### Entries shown
****************

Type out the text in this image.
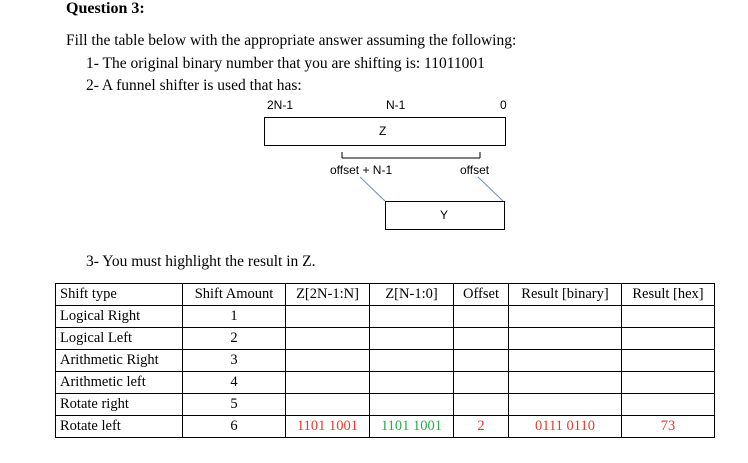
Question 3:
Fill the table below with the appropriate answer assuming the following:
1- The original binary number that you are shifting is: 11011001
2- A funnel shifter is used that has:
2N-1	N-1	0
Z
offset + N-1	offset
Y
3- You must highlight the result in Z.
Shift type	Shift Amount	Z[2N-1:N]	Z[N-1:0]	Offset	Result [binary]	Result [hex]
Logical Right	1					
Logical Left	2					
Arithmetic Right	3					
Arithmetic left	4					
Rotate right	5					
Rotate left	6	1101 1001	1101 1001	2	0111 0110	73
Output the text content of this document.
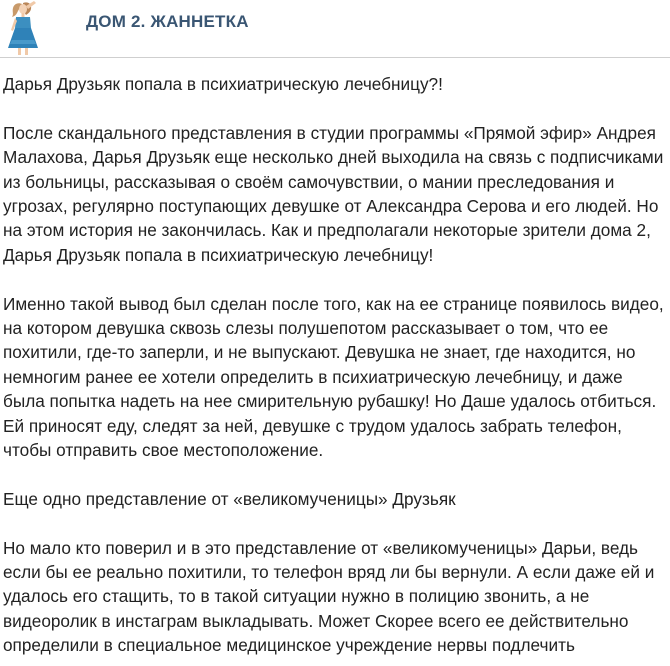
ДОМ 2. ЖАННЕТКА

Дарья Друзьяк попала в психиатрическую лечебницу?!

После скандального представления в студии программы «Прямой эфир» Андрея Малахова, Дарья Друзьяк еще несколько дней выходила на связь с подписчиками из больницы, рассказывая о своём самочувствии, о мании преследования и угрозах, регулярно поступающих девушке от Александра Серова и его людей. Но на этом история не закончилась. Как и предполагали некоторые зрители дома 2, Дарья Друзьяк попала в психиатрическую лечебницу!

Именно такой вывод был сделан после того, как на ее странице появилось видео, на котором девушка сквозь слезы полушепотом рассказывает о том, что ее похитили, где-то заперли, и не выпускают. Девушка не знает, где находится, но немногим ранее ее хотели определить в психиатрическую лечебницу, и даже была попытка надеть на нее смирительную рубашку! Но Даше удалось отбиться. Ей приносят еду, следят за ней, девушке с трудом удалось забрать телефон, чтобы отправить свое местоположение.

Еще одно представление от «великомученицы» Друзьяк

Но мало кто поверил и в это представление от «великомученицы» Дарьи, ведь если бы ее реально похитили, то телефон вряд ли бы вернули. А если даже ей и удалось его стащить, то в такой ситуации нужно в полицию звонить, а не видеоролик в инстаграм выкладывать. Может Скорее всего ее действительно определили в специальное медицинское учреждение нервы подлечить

****************

### What is expected
Search the lines for the word "Arithmetic" and report how many contain it, by number only.

### Problem solution
2